Exercise goal ▸
Bring together all lines of the material below that contain the string "storage".

------ Input rows ------

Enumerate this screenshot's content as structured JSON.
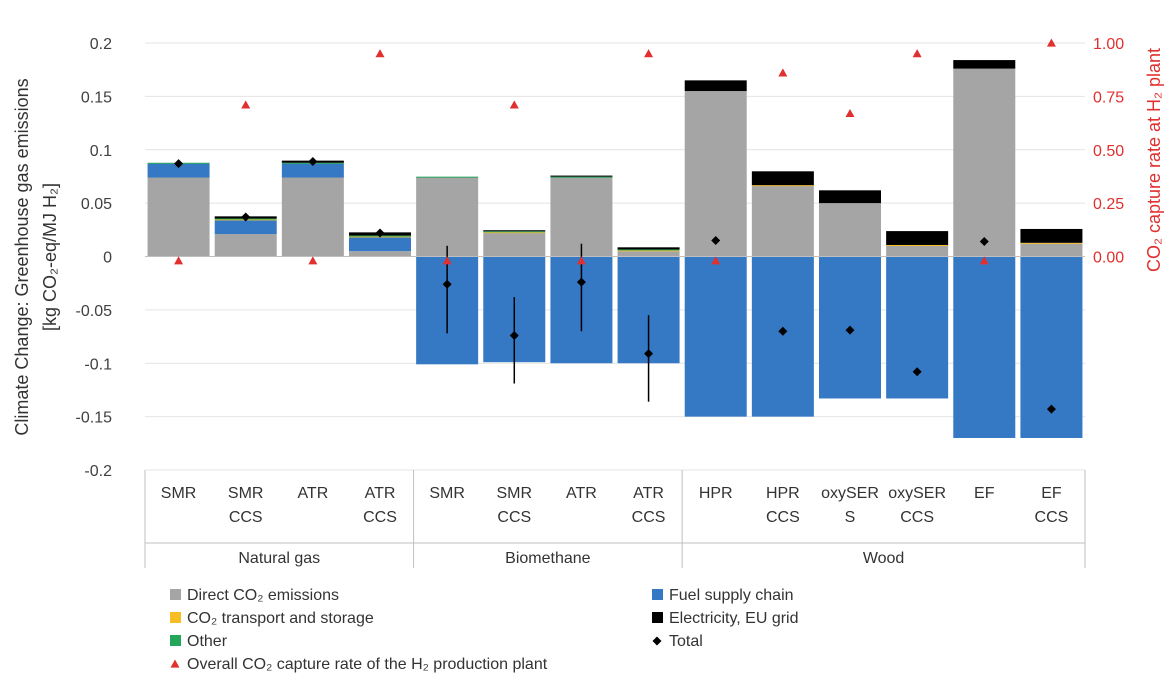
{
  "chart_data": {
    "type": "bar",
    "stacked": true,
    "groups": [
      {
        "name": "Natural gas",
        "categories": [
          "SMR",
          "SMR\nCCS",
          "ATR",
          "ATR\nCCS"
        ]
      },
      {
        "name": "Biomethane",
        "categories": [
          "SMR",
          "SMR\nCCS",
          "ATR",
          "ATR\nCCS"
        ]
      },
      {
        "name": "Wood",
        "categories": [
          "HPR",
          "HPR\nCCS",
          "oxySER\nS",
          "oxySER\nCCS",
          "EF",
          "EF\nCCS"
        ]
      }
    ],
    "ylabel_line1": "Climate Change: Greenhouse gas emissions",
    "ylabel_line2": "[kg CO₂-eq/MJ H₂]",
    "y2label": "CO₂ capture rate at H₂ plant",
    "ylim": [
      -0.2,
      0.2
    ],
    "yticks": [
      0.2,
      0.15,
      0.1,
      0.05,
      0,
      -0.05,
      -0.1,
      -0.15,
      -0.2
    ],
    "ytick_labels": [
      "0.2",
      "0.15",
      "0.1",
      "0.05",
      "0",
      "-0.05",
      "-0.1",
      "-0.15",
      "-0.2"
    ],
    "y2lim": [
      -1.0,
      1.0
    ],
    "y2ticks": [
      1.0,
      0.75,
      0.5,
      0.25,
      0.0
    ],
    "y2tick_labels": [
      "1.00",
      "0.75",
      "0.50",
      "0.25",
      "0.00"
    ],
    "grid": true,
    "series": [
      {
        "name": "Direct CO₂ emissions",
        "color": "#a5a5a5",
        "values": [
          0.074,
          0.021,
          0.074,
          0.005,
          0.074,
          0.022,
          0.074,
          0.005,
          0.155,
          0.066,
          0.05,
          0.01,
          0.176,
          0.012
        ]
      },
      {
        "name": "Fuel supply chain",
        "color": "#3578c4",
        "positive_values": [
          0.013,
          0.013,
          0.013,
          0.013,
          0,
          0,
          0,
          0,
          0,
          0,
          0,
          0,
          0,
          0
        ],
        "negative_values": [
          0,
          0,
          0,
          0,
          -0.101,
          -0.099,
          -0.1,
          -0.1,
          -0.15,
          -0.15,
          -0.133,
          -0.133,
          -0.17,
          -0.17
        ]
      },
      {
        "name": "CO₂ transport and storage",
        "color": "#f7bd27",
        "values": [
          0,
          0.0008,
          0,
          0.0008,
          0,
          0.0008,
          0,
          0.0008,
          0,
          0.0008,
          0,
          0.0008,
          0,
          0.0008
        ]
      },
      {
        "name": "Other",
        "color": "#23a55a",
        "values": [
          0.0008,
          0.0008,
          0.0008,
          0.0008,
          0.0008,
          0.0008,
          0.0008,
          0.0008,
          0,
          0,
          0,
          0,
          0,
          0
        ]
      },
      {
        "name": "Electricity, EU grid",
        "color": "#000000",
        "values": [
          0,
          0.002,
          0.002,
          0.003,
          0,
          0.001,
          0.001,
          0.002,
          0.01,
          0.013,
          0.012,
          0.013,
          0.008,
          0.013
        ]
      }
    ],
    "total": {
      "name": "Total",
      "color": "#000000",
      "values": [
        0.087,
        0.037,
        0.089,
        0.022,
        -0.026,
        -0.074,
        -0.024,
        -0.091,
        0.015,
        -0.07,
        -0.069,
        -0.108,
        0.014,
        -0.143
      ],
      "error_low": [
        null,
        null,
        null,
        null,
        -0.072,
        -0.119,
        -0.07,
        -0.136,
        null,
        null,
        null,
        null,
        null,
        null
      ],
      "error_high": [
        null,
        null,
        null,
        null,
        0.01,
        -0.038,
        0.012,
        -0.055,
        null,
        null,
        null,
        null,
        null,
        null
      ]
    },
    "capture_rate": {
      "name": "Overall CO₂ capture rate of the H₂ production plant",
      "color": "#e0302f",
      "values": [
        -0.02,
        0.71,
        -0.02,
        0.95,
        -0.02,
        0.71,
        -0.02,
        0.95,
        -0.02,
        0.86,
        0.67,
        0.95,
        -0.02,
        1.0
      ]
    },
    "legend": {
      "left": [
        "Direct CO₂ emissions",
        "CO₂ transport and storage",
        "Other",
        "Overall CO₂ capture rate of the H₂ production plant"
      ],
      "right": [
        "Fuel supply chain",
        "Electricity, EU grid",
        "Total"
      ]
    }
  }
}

------
------ Input rows ------

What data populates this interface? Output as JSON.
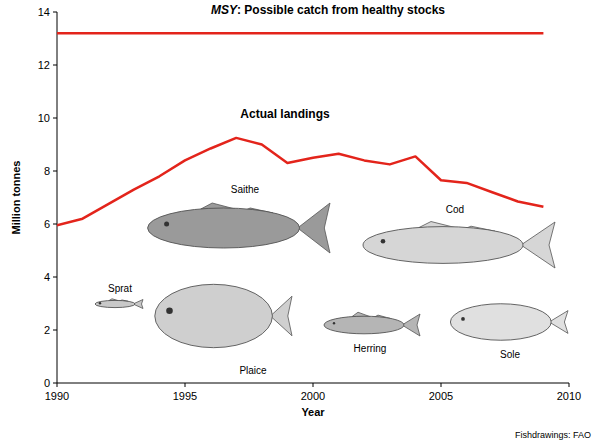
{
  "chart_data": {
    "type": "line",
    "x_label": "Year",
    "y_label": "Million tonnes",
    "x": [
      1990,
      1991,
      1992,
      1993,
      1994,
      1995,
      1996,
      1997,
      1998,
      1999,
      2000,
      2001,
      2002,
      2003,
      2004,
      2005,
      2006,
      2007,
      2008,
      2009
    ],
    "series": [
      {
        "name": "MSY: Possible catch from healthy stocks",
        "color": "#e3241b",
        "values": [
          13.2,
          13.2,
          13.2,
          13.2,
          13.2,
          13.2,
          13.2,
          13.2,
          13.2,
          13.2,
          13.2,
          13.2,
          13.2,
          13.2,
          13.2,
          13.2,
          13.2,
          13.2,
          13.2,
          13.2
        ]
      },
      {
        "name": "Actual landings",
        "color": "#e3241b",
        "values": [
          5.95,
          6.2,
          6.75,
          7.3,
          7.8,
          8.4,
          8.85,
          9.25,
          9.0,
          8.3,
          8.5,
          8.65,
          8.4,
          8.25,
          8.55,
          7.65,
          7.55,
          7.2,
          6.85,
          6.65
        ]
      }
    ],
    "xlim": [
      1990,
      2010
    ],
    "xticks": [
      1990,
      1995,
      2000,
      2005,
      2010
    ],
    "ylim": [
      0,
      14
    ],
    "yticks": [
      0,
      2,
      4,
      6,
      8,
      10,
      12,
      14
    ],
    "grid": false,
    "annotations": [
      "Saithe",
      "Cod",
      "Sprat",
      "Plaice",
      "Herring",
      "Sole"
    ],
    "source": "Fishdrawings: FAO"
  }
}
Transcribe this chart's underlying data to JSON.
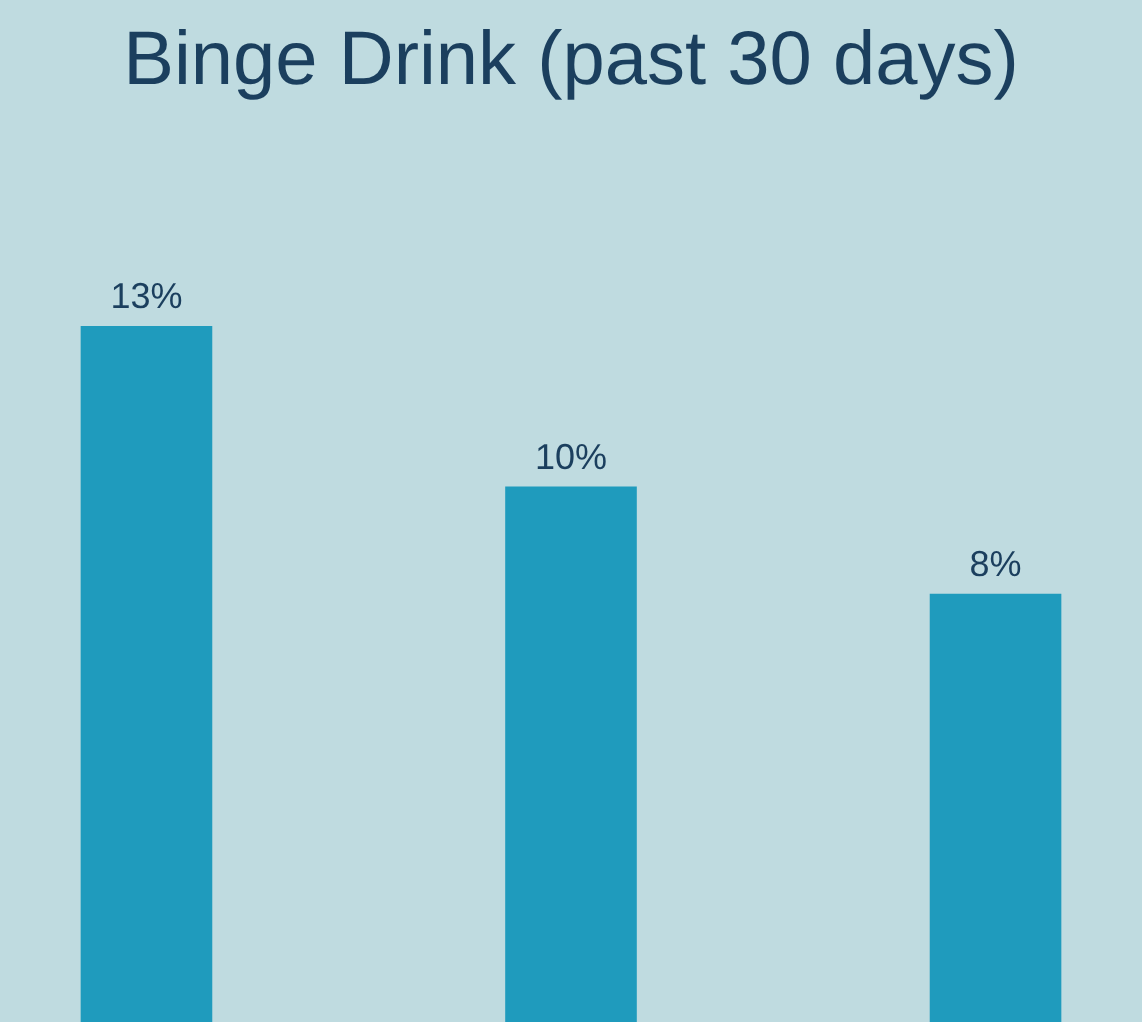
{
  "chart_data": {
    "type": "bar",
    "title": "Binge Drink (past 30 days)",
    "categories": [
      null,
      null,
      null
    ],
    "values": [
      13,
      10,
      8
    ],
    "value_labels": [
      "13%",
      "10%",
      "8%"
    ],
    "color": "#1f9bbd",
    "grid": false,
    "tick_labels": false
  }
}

------
------ Input rows ------

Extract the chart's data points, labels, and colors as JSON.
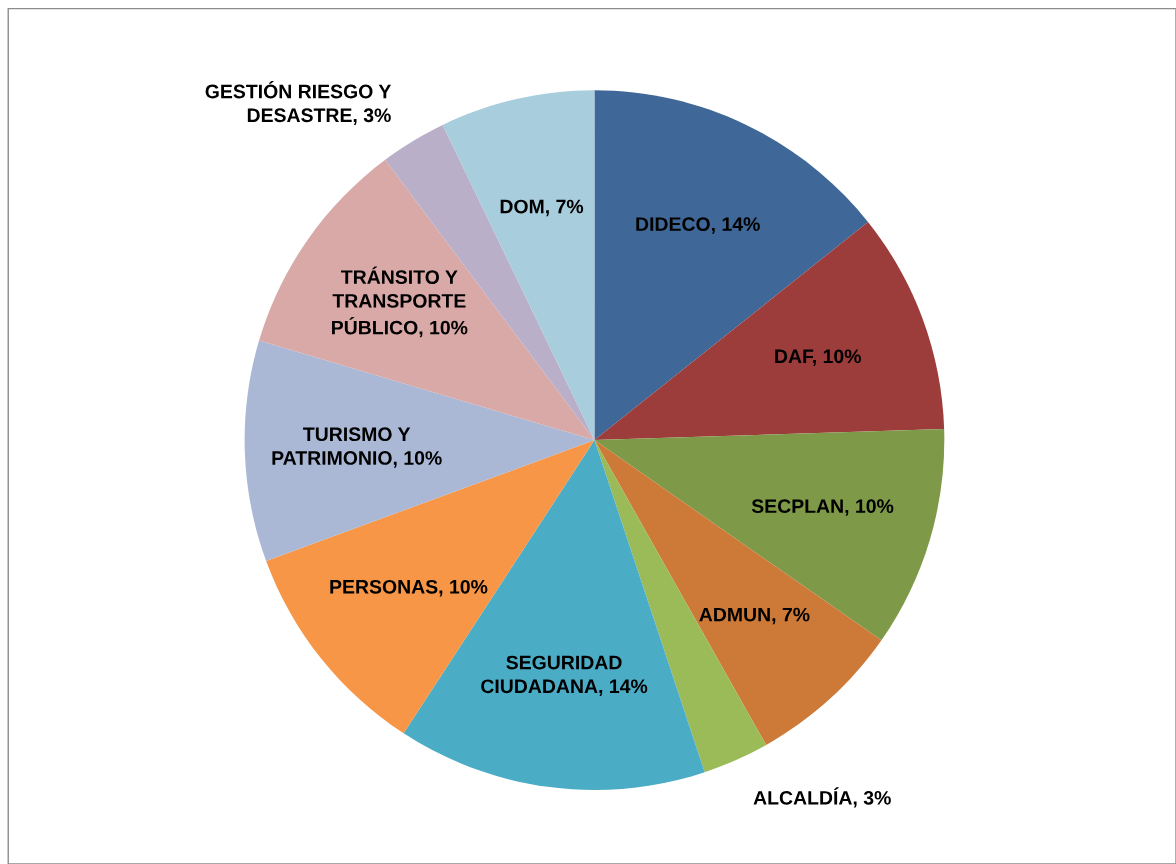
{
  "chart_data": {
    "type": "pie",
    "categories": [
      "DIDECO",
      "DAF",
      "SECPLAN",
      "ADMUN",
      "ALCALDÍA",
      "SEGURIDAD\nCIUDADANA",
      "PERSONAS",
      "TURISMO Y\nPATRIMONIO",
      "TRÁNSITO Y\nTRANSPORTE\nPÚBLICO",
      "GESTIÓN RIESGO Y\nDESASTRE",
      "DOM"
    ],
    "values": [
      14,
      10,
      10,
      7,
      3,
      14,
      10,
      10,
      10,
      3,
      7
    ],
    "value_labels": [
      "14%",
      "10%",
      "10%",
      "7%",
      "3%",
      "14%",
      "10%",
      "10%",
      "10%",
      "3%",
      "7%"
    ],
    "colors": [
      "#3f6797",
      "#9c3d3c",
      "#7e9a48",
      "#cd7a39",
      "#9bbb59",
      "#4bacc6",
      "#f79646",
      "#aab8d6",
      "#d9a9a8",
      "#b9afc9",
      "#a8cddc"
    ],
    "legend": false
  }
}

------

Finished answer ▸
        "name": "CO₂ transport and storage",
        "CO₂ transport and storage",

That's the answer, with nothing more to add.